#### Given data:
▽
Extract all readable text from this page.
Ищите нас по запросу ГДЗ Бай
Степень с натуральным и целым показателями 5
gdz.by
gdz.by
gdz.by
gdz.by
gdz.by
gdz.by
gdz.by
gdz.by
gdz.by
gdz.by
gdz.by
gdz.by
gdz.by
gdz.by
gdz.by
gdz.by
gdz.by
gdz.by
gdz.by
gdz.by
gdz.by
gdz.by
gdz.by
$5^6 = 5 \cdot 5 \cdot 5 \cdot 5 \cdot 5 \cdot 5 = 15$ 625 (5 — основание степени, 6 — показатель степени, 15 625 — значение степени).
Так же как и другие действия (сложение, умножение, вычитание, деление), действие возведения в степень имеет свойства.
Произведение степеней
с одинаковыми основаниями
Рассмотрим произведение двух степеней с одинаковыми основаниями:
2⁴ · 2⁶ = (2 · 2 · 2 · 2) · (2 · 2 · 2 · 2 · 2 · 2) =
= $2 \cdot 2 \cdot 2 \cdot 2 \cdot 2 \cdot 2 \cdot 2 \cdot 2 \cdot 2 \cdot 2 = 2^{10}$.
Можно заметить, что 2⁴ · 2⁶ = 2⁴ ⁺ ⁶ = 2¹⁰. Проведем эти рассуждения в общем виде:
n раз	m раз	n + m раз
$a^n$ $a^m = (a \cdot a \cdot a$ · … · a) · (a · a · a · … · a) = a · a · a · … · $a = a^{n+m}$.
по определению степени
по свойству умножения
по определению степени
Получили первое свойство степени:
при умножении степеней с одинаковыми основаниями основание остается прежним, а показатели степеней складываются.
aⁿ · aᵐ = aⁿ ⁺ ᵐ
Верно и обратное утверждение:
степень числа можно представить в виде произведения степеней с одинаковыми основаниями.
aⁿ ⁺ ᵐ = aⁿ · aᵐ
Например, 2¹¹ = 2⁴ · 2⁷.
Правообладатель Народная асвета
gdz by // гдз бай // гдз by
△
#### Exercise:
Print the entries exactly. Include every one.

#### Worked answer:
Extract all readable text from this page.
Ищите нас по запросу ГДЗ Бай
Степень с натуральным и целым показателями 5
gdz.by
gdz.by
gdz.by
gdz.by
gdz.by
gdz.by
gdz.by
gdz.by
gdz.by
gdz.by
gdz.by
gdz.by
gdz.by
gdz.by
gdz.by
gdz.by
gdz.by
gdz.by
gdz.by
gdz.by
gdz.by
gdz.by
gdz.by
$5^6 = 5 \cdot 5 \cdot 5 \cdot 5 \cdot 5 \cdot 5 = 15$ 625 (5 — основание степени, 6 — показатель степени, 15 625 — значение степени).
Так же как и другие действия (сложение, умножение, вычитание, деление), действие возведения в степень имеет свойства.
Произведение степеней
с одинаковыми основаниями
Рассмотрим произведение двух степеней с одинаковыми основаниями:
2⁴ · 2⁶ = (2 · 2 · 2 · 2) · (2 · 2 · 2 · 2 · 2 · 2) =
= $2 \cdot 2 \cdot 2 \cdot 2 \cdot 2 \cdot 2 \cdot 2 \cdot 2 \cdot 2 \cdot 2 = 2^{10}$.
Можно заметить, что 2⁴ · 2⁶ = 2⁴ ⁺ ⁶ = 2¹⁰. Проведем эти рассуждения в общем виде:
n раз	m раз	n + m раз
$a^n$ $a^m = (a \cdot a \cdot a$ · … · a) · (a · a · a · … · a) = a · a · a · … · $a = a^{n+m}$.
по определению степени
по свойству умножения
по определению степени
Получили первое свойство степени:
при умножении степеней с одинаковыми основаниями основание остается прежним, а показатели степеней складываются.
aⁿ · aᵐ = aⁿ ⁺ ᵐ
Верно и обратное утверждение:
степень числа можно представить в виде произведения степеней с одинаковыми основаниями.
aⁿ ⁺ ᵐ = aⁿ · aᵐ
Например, 2¹¹ = 2⁴ · 2⁷.
Правообладатель Народная асвета
gdz by // гдз бай // гдз by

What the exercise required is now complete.